Dataset records>
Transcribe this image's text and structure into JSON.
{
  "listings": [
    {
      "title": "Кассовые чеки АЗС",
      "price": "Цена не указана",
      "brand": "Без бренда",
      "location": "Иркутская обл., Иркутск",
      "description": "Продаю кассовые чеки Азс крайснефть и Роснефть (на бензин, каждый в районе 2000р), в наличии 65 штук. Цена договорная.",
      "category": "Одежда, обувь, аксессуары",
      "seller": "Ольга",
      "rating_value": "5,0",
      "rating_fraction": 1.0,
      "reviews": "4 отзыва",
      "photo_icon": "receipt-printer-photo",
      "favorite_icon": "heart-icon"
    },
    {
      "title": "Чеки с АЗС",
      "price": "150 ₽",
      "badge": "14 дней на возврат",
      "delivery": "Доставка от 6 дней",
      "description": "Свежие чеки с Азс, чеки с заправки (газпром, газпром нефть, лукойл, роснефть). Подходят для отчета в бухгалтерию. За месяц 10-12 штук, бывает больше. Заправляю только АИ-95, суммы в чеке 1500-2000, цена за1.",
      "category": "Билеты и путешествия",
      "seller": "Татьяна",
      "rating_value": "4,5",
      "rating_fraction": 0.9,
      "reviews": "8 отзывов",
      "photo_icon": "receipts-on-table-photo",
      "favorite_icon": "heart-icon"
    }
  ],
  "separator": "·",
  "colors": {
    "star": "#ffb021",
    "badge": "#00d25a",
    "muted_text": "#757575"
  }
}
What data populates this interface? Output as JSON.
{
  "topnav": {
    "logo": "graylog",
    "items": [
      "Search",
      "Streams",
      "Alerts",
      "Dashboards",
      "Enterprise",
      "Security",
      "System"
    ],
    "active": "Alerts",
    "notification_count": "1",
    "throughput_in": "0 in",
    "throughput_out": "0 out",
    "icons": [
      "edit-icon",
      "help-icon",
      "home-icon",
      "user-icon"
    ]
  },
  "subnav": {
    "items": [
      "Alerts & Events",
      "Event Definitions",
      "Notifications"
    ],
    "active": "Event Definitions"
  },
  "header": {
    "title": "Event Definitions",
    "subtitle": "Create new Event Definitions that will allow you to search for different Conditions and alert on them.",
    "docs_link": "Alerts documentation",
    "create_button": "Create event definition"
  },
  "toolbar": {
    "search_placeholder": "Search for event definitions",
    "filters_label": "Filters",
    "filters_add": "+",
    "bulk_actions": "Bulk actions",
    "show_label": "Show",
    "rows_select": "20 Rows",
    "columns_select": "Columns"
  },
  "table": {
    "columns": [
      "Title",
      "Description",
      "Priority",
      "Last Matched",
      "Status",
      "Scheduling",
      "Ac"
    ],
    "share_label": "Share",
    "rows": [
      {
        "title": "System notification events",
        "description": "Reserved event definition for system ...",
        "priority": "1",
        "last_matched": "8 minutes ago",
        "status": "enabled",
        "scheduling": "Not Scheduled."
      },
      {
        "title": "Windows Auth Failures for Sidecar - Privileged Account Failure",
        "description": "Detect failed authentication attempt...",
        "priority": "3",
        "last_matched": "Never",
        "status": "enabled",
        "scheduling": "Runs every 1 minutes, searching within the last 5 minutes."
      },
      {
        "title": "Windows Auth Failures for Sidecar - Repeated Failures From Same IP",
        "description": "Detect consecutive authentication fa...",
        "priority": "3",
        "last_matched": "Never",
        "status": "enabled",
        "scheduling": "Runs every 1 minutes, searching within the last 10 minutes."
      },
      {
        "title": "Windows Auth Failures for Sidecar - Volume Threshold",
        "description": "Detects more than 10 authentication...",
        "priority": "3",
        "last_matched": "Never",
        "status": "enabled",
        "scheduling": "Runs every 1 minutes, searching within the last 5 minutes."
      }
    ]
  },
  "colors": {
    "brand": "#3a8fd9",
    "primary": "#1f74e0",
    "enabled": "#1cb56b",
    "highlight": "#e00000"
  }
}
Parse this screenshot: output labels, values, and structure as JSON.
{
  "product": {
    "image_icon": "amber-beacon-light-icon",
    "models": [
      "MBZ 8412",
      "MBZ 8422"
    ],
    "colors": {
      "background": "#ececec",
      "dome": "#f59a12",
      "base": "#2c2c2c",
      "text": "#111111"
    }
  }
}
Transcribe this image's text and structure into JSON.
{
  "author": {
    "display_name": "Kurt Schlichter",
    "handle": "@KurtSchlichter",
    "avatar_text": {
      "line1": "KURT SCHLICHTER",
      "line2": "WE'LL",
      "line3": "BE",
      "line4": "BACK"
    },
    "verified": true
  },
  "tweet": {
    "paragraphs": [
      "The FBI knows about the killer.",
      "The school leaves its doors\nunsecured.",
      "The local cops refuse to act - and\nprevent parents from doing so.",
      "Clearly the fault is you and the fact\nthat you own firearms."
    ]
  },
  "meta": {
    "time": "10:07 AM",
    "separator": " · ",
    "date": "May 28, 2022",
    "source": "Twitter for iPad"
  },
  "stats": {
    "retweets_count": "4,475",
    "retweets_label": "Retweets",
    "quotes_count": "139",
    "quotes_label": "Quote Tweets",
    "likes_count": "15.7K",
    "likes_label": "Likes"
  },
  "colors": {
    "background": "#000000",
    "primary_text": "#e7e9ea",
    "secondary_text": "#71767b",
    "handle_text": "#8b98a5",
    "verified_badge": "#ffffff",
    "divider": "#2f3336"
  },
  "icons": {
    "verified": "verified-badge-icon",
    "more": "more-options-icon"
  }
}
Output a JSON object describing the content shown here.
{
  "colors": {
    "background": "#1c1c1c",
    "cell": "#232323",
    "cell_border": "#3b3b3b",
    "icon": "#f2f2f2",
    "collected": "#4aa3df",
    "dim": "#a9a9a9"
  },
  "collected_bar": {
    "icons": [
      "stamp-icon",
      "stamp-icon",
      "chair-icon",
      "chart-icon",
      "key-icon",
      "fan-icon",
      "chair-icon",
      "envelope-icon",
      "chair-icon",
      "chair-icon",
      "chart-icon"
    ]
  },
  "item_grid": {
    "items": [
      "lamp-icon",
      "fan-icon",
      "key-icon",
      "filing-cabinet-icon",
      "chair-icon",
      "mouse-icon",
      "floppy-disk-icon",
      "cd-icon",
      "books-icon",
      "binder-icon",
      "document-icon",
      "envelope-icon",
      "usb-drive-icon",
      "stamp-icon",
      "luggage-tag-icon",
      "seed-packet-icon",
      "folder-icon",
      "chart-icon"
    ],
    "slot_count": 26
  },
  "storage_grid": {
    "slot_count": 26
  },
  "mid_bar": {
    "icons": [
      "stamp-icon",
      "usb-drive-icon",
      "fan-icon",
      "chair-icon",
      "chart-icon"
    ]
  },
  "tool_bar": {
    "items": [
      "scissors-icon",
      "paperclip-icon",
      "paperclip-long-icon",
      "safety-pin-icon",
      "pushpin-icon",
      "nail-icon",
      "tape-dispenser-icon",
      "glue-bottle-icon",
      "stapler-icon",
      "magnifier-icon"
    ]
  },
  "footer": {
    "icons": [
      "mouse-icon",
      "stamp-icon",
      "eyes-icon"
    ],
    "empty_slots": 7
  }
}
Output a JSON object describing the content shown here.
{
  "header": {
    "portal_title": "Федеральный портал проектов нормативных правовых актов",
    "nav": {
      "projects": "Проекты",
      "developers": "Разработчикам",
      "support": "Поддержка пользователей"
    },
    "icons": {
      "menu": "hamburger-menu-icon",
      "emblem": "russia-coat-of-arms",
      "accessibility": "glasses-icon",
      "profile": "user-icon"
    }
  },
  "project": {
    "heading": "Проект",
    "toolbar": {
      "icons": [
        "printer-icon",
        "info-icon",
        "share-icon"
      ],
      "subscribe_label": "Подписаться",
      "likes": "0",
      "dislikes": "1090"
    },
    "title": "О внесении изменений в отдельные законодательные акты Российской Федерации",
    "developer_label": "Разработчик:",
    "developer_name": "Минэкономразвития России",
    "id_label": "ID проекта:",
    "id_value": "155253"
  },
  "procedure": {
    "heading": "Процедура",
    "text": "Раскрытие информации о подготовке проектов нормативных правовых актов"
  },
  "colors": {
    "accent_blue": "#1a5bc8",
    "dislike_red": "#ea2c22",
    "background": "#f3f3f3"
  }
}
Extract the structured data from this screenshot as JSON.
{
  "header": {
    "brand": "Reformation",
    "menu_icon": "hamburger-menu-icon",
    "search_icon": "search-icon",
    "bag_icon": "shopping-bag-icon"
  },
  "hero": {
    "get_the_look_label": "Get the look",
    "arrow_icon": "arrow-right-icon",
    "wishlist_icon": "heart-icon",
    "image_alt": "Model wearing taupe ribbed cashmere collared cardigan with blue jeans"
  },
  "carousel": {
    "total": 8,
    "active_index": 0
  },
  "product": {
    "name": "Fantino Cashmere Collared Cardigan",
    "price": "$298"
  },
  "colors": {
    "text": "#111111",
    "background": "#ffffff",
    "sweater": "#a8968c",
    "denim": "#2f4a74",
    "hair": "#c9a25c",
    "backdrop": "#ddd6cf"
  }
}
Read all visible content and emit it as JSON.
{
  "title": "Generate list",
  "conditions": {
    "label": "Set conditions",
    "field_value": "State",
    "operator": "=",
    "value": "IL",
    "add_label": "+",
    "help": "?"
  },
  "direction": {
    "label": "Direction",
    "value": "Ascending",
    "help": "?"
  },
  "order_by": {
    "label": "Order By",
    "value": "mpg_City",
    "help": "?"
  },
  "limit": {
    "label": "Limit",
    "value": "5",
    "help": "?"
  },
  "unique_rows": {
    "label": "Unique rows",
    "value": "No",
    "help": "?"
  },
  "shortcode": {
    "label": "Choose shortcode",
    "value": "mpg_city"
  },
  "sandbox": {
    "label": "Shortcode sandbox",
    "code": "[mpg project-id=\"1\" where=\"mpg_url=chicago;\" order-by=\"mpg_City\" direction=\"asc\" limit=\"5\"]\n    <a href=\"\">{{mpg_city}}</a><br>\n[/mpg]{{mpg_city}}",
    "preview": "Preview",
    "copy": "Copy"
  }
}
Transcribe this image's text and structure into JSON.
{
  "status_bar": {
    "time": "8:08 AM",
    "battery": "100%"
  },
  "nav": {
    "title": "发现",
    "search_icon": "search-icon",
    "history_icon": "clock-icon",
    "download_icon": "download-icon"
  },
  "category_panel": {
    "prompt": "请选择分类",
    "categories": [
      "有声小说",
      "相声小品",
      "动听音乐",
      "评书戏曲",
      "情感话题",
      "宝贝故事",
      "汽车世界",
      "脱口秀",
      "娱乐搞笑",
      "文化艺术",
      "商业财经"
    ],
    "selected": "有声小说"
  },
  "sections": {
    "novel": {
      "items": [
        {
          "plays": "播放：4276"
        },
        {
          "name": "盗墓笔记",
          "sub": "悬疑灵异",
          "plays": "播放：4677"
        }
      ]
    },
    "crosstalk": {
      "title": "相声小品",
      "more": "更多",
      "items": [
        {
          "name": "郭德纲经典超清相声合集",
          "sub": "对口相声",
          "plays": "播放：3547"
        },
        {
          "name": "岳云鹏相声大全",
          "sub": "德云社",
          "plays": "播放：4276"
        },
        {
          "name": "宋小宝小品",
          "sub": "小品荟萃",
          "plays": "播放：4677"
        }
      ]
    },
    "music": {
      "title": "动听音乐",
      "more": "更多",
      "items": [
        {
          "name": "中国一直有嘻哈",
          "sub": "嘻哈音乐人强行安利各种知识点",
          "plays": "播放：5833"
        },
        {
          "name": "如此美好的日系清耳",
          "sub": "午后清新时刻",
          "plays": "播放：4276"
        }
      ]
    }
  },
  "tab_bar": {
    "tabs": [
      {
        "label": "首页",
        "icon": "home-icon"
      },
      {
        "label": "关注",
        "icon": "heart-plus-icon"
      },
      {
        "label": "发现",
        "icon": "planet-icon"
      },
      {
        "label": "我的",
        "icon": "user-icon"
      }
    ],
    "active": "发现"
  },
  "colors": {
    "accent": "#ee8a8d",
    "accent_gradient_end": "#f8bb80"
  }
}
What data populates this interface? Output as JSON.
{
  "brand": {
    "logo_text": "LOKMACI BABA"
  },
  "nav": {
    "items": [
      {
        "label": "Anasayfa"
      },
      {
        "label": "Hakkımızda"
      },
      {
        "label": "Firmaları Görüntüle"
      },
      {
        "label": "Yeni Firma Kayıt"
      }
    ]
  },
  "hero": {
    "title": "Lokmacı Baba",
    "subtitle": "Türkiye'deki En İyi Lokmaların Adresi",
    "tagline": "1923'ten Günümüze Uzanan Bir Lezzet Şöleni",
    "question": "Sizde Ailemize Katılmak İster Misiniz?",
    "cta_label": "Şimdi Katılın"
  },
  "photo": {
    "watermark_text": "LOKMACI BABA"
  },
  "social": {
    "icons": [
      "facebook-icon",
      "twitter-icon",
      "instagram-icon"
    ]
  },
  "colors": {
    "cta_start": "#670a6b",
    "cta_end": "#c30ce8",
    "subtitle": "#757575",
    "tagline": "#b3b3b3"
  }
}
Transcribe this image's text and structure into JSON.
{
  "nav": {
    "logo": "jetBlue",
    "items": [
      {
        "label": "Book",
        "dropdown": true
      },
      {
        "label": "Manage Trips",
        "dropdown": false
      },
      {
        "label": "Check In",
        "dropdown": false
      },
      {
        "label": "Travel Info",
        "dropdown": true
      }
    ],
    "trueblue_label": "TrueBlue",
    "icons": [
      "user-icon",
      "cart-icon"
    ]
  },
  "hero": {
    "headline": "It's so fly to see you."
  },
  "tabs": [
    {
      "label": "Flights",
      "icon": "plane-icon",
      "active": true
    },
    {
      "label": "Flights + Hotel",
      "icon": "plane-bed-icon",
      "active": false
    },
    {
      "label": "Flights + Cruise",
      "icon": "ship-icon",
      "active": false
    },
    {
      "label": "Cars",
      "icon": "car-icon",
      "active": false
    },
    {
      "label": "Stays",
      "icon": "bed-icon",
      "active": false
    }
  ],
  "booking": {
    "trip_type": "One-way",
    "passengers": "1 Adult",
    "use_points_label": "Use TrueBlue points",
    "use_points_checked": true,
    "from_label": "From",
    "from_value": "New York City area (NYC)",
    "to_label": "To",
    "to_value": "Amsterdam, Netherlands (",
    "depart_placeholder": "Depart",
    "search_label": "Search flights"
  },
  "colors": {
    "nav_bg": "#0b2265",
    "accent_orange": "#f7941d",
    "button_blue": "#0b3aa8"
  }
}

TASK DIRECTIONS> Identify which lines contain the word "user" and copy each one.

RESULT BELOW>
      "user-icon"
      "profile": "user-icon"
        "icon": "user-icon"
      "user-icon",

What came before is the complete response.